§ Aim of the task
Return the full listing exactly as it is written.

start Given records

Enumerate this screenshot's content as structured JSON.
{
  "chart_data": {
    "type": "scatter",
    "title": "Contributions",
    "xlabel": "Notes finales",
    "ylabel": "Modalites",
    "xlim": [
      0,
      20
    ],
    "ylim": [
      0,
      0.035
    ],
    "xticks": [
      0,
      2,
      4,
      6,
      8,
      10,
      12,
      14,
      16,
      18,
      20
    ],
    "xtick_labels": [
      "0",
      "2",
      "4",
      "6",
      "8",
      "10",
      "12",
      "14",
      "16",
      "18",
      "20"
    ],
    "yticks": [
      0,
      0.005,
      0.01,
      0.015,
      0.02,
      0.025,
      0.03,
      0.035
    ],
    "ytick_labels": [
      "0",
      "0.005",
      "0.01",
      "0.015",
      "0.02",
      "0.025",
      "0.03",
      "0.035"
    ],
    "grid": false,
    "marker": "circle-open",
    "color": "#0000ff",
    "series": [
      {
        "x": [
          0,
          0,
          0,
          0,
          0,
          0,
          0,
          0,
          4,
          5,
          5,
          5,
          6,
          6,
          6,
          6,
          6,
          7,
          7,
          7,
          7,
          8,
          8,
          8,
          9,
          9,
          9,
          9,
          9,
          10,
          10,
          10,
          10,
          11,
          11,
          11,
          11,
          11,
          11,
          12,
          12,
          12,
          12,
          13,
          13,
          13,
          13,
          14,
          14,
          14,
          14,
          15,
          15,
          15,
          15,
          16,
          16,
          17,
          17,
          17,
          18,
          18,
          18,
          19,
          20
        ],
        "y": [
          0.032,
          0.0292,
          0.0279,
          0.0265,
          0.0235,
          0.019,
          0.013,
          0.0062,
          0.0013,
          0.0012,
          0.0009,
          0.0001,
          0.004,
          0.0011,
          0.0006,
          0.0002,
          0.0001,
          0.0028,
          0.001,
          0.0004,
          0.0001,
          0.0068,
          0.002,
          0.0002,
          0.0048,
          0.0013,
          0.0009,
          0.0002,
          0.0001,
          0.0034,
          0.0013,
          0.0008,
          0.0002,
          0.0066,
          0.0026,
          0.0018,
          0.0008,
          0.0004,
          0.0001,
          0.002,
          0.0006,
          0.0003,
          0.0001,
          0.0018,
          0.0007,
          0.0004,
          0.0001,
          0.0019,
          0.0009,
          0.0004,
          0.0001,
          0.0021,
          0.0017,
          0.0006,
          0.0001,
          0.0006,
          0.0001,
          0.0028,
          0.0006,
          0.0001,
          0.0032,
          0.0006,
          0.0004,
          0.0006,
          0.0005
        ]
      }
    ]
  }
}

end Given records

§ Solution
Enumerate this screenshot's content as structured JSON.
{
  "chart_data": {
    "type": "scatter",
    "title": "Contributions",
    "xlabel": "Notes finales",
    "ylabel": "Modalites",
    "xlim": [
      0,
      20
    ],
    "ylim": [
      0,
      0.035
    ],
    "xticks": [
      0,
      2,
      4,
      6,
      8,
      10,
      12,
      14,
      16,
      18,
      20
    ],
    "xtick_labels": [
      "0",
      "2",
      "4",
      "6",
      "8",
      "10",
      "12",
      "14",
      "16",
      "18",
      "20"
    ],
    "yticks": [
      0,
      0.005,
      0.01,
      0.015,
      0.02,
      0.025,
      0.03,
      0.035
    ],
    "ytick_labels": [
      "0",
      "0.005",
      "0.01",
      "0.015",
      "0.02",
      "0.025",
      "0.03",
      "0.035"
    ],
    "grid": false,
    "marker": "circle-open",
    "color": "#0000ff",
    "series": [
      {
        "x": [
          0,
          0,
          0,
          0,
          0,
          0,
          0,
          0,
          4,
          5,
          5,
          5,
          6,
          6,
          6,
          6,
          6,
          7,
          7,
          7,
          7,
          8,
          8,
          8,
          9,
          9,
          9,
          9,
          9,
          10,
          10,
          10,
          10,
          11,
          11,
          11,
          11,
          11,
          11,
          12,
          12,
          12,
          12,
          13,
          13,
          13,
          13,
          14,
          14,
          14,
          14,
          15,
          15,
          15,
          15,
          16,
          16,
          17,
          17,
          17,
          18,
          18,
          18,
          19,
          20
        ],
        "y": [
          0.032,
          0.0292,
          0.0279,
          0.0265,
          0.0235,
          0.019,
          0.013,
          0.0062,
          0.0013,
          0.0012,
          0.0009,
          0.0001,
          0.004,
          0.0011,
          0.0006,
          0.0002,
          0.0001,
          0.0028,
          0.001,
          0.0004,
          0.0001,
          0.0068,
          0.002,
          0.0002,
          0.0048,
          0.0013,
          0.0009,
          0.0002,
          0.0001,
          0.0034,
          0.0013,
          0.0008,
          0.0002,
          0.0066,
          0.0026,
          0.0018,
          0.0008,
          0.0004,
          0.0001,
          0.002,
          0.0006,
          0.0003,
          0.0001,
          0.0018,
          0.0007,
          0.0004,
          0.0001,
          0.0019,
          0.0009,
          0.0004,
          0.0001,
          0.0021,
          0.0017,
          0.0006,
          0.0001,
          0.0006,
          0.0001,
          0.0028,
          0.0006,
          0.0001,
          0.0032,
          0.0006,
          0.0004,
          0.0006,
          0.0005
        ]
      }
    ]
  }
}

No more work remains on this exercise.